[Some records]
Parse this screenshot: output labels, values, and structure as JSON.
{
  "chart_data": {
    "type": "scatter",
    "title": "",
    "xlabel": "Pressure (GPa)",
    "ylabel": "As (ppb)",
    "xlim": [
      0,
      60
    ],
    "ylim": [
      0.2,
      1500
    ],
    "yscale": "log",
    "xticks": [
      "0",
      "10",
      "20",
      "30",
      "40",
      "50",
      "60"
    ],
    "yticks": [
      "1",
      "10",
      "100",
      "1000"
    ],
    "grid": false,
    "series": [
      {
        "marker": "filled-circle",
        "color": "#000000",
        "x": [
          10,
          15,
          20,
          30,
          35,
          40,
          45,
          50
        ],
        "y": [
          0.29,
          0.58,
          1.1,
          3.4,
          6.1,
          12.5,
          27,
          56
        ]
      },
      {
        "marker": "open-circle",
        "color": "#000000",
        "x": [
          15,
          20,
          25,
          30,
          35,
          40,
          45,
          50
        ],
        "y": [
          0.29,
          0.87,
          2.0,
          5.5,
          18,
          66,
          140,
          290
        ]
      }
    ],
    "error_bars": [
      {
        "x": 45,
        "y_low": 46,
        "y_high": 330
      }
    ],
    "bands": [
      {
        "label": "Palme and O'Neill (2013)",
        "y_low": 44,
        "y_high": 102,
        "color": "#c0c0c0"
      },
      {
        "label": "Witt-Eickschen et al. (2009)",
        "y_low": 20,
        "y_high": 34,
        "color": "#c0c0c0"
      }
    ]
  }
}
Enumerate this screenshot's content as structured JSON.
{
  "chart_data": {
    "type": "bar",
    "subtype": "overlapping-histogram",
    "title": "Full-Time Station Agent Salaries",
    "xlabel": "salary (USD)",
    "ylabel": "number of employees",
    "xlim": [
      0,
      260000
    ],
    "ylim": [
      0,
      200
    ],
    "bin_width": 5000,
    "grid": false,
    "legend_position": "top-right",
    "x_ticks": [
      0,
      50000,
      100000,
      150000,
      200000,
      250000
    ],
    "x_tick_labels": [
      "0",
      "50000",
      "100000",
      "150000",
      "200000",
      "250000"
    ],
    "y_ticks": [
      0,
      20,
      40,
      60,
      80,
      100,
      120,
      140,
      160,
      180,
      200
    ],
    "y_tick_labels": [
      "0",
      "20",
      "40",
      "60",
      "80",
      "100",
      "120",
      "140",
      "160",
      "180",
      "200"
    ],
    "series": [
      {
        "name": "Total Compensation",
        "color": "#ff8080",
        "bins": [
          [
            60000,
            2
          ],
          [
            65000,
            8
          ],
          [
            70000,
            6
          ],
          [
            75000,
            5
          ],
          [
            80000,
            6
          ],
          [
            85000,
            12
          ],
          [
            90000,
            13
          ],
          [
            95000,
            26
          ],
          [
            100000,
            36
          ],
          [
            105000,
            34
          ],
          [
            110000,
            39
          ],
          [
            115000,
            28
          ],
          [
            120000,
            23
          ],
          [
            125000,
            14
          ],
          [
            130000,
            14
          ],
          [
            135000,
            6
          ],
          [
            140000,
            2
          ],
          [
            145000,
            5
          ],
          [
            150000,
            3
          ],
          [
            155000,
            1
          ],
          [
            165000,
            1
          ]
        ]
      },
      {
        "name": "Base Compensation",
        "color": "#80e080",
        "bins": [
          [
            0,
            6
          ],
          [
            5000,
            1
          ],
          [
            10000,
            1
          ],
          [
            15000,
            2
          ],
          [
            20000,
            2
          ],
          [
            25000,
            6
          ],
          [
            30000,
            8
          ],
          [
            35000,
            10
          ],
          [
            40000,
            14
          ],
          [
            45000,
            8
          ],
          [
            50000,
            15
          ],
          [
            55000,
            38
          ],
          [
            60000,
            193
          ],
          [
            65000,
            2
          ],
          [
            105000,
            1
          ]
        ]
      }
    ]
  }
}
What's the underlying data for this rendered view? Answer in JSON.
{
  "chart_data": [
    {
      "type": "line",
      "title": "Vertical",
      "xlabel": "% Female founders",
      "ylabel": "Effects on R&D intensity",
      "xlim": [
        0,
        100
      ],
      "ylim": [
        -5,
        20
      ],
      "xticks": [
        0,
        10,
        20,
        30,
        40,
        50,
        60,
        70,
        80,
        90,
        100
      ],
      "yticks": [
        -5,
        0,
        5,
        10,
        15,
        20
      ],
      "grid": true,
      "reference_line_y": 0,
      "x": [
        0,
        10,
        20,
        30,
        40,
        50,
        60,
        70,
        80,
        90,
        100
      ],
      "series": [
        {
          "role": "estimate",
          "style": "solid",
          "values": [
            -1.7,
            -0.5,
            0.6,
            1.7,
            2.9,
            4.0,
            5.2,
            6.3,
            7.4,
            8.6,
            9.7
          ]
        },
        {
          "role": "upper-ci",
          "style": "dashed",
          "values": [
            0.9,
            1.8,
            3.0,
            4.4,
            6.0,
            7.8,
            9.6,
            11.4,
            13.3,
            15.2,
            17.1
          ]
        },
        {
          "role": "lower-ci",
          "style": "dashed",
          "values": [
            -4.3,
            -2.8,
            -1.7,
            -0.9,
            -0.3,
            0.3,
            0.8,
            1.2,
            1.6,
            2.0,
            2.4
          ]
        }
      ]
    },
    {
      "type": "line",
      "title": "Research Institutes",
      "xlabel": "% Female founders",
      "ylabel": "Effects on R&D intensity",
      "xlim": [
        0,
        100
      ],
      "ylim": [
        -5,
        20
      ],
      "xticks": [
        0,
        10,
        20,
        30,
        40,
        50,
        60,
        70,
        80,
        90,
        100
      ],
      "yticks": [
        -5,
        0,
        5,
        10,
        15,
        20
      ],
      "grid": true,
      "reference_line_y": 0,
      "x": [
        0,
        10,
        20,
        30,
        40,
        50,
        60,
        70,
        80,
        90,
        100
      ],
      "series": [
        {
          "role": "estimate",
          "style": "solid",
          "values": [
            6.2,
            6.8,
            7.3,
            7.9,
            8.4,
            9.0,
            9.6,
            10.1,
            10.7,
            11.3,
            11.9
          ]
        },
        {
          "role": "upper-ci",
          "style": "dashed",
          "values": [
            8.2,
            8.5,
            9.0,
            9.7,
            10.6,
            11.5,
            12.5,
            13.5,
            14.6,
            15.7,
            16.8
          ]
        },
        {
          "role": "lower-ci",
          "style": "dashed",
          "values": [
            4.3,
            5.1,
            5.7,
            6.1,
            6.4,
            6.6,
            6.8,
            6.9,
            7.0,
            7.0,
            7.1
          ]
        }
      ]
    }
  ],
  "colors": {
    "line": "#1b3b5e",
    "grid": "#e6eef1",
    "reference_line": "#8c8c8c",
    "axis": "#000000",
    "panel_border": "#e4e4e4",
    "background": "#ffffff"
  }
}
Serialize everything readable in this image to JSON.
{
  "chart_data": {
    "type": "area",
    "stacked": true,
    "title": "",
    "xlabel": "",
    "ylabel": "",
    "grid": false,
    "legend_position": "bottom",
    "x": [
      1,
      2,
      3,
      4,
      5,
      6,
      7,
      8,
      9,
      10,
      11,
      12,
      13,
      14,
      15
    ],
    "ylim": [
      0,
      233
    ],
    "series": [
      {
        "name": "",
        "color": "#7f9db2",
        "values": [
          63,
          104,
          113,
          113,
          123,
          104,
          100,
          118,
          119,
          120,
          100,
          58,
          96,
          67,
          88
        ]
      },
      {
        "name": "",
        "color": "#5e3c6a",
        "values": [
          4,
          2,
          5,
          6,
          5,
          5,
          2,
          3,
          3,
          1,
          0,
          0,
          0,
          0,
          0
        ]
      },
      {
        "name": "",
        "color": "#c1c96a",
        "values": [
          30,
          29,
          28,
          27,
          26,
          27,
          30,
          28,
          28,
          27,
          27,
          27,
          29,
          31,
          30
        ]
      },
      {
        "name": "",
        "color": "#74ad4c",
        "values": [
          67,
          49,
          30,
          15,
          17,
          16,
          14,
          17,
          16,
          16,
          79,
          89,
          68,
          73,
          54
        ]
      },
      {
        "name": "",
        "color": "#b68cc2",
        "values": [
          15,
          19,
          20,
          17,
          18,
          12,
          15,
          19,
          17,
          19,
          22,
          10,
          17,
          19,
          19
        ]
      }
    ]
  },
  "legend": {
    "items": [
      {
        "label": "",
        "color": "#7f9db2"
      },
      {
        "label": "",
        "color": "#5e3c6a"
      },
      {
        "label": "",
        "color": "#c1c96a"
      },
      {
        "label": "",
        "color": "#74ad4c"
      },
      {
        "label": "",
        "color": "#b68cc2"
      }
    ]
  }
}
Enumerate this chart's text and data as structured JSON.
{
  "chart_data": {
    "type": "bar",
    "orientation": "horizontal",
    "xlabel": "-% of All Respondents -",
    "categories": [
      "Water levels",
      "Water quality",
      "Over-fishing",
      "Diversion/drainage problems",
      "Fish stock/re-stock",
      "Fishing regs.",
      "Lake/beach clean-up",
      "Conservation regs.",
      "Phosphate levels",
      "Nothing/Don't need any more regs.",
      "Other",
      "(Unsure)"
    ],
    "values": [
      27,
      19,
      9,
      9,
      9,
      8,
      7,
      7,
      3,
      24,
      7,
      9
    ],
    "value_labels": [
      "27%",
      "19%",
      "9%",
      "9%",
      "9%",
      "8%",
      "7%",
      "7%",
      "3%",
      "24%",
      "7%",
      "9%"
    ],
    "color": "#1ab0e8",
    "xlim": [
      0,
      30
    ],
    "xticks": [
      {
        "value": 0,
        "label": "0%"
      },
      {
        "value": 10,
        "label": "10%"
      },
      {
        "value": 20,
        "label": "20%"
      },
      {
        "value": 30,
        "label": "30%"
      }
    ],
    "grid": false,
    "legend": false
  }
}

● SHORT EXERCISE
State the number of lines in the data that include the string "title", and add nothing else.

● COMPLETED TASK
5